** Aim of the exercise **
Reproduce the listing below exactly, minus its pictures.

— Start Raw records —

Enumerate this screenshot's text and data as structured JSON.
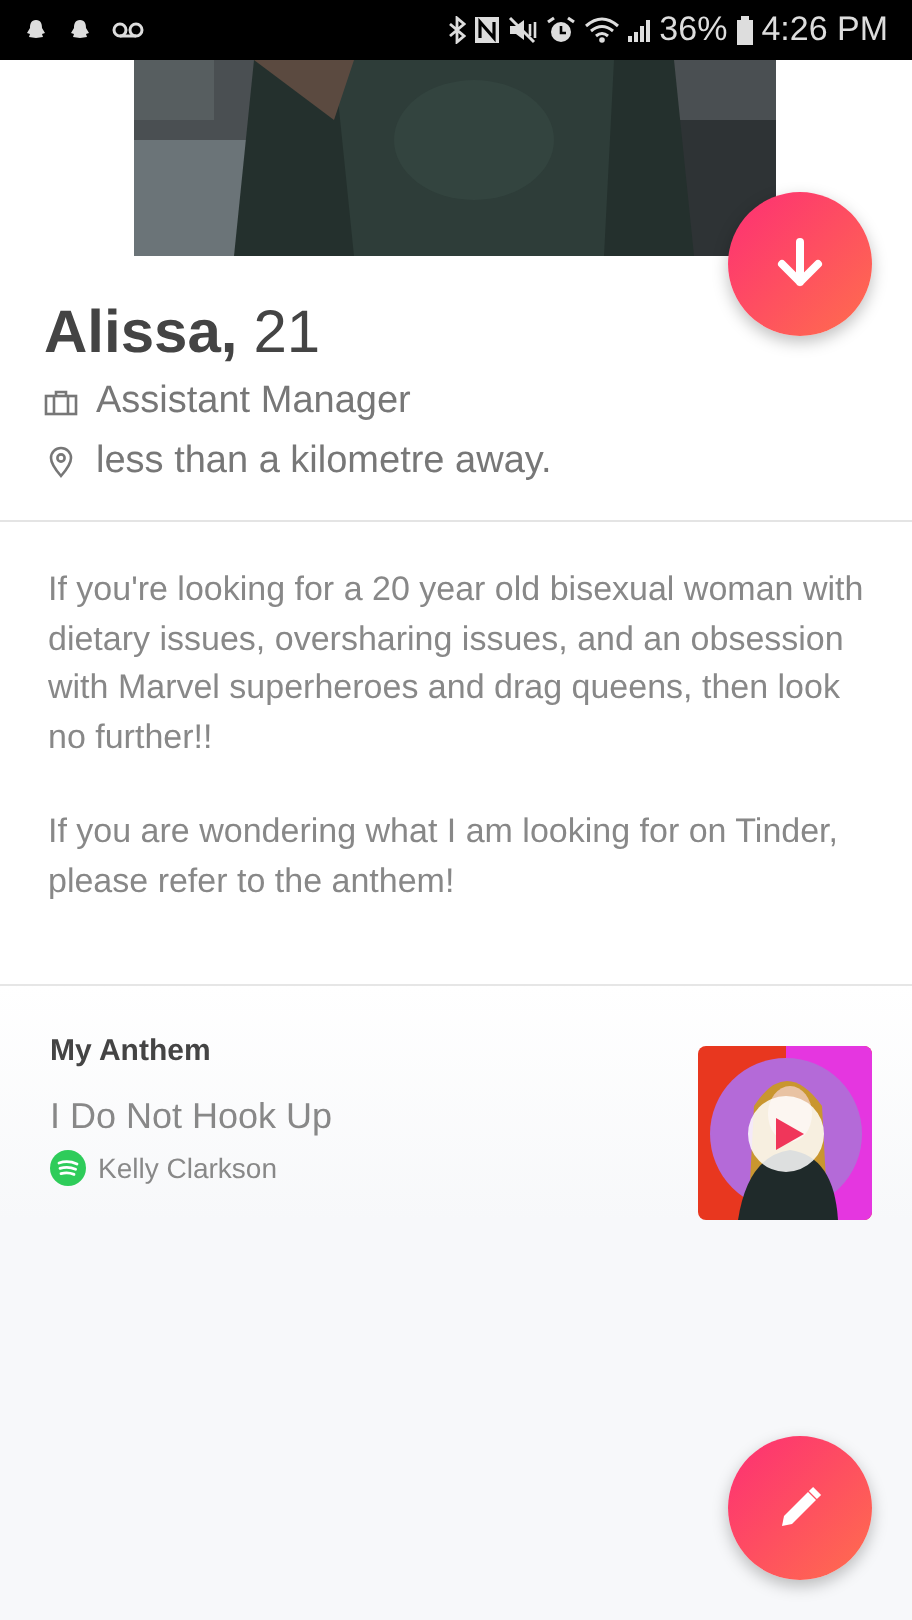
{
  "status_bar": {
    "battery": "36%",
    "time": "4:26 PM"
  },
  "profile": {
    "name": "Alissa,",
    "age": "21",
    "job": "Assistant Manager",
    "distance": "less than a kilometre away."
  },
  "bio": [
    "If you're looking for a 20 year old bisexual woman with dietary issues, oversharing issues, and an obsession with Marvel superheroes and drag queens, then look no further!!",
    "If you are wondering what I am looking for on Tinder, please refer to the anthem!"
  ],
  "anthem": {
    "heading": "My Anthem",
    "song": "I Do Not Hook Up",
    "artist": "Kelly Clarkson"
  }
}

— End Raw records —

** Exercise output **
Enumerate this screenshot's text and data as structured JSON.
{
  "status_bar": {
    "battery": "36%",
    "time": "4:26 PM"
  },
  "profile": {
    "name": "Alissa,",
    "age": "21",
    "job": "Assistant Manager",
    "distance": "less than a kilometre away."
  },
  "bio": [
    "If you're looking for a 20 year old bisexual woman with dietary issues, oversharing issues, and an obsession with Marvel superheroes and drag queens, then look no further!!",
    "If you are wondering what I am looking for on Tinder, please refer to the anthem!"
  ],
  "anthem": {
    "heading": "My Anthem",
    "song": "I Do Not Hook Up",
    "artist": "Kelly Clarkson"
  }
}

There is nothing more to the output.